Records for this exercise:
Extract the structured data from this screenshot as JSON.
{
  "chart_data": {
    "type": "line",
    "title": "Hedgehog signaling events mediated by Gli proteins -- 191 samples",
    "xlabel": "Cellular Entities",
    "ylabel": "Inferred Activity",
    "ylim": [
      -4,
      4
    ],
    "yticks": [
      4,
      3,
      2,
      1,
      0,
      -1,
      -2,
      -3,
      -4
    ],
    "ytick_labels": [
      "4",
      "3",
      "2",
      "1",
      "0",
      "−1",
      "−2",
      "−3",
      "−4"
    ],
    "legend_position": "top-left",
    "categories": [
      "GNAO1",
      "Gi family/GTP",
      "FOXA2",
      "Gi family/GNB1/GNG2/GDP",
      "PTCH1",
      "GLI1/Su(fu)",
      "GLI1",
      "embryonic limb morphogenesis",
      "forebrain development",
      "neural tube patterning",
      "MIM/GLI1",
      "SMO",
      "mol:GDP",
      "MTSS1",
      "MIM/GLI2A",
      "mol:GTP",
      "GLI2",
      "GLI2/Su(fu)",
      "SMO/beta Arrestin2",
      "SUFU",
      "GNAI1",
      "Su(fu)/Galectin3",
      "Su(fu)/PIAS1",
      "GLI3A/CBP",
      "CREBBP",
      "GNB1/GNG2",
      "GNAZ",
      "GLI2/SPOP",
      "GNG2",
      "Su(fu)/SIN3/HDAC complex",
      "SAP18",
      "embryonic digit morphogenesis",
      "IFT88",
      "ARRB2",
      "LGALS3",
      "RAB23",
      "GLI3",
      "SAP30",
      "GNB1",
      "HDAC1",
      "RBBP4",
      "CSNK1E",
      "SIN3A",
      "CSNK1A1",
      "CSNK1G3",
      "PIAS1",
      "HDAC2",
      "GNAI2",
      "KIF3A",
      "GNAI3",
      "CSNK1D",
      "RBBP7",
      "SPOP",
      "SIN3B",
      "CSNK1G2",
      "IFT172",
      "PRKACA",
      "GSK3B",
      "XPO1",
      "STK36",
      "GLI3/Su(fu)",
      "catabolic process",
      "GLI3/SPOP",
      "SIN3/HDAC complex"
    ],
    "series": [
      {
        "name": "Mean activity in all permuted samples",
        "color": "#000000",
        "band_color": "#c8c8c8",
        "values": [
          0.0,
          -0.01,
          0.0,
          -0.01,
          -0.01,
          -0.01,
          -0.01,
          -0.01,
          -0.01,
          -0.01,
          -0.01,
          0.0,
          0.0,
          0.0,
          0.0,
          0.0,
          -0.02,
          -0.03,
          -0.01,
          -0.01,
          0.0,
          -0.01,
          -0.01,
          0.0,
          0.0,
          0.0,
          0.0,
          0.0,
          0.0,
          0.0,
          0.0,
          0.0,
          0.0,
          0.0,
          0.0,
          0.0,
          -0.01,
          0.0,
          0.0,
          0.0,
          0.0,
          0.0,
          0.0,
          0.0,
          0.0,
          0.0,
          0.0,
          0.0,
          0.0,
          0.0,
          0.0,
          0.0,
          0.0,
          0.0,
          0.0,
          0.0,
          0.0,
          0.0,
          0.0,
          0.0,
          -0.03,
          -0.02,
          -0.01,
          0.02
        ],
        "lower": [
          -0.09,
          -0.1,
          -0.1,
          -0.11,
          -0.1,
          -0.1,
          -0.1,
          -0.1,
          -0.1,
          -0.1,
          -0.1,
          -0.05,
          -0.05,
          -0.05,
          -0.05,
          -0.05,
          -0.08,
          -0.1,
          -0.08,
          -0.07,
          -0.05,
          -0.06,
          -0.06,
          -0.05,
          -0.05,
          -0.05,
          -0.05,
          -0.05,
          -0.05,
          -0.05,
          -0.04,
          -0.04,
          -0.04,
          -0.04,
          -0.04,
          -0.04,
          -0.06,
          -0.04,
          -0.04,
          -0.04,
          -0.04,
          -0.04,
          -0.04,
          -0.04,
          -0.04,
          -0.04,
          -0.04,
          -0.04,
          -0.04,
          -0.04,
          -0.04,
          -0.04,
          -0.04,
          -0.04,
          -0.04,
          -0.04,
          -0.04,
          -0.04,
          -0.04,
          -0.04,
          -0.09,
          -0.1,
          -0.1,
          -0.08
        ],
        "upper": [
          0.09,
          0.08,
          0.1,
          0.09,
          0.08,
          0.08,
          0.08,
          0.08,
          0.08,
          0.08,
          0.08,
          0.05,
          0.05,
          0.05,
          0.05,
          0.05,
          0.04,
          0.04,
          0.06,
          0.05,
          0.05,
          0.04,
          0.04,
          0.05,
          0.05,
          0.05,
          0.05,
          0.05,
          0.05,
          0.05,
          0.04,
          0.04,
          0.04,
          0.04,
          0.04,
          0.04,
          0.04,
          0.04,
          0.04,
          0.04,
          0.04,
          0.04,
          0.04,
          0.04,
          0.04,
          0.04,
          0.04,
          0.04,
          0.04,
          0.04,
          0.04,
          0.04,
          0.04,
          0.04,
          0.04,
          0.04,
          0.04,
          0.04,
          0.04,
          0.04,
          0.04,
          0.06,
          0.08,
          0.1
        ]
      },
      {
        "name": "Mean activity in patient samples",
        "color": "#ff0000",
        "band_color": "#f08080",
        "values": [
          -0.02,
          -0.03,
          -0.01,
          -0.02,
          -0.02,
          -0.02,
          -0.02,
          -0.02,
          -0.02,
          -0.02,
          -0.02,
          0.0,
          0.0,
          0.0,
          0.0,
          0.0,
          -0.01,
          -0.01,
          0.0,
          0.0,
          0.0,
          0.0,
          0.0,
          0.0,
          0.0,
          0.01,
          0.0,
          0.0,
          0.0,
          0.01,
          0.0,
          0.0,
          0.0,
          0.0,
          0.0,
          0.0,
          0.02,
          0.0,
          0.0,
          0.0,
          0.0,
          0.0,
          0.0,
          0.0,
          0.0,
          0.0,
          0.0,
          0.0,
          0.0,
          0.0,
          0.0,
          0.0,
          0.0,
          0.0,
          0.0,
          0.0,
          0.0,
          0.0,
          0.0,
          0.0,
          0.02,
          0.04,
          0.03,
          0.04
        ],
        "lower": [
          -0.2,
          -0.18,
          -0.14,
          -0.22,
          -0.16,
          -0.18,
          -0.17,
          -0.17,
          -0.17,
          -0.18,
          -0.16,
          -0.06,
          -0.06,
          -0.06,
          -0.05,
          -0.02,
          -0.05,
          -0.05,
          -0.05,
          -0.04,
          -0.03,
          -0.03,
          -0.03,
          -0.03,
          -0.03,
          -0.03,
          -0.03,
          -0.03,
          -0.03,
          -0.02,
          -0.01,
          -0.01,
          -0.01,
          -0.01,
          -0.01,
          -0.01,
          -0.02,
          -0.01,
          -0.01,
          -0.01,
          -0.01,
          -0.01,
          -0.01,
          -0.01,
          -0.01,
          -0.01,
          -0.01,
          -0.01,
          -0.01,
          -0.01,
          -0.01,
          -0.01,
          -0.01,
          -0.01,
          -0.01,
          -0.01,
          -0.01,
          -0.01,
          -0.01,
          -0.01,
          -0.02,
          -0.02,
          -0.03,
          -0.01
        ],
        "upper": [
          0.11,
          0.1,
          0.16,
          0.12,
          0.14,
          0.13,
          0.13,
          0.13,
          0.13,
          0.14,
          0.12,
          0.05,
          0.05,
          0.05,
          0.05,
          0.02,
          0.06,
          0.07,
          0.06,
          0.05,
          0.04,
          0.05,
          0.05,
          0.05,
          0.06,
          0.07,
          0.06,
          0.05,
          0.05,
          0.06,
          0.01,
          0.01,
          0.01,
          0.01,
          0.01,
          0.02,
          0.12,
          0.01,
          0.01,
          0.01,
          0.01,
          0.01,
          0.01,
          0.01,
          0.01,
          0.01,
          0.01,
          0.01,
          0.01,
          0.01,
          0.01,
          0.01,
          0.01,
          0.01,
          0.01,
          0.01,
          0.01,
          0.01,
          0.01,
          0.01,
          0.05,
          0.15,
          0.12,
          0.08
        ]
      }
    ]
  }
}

Task details: Search the data for "complex". Copy every matching line.

Answer to this exercise:
      "Su(fu)/SIN3/HDAC complex",
      "SIN3/HDAC complex"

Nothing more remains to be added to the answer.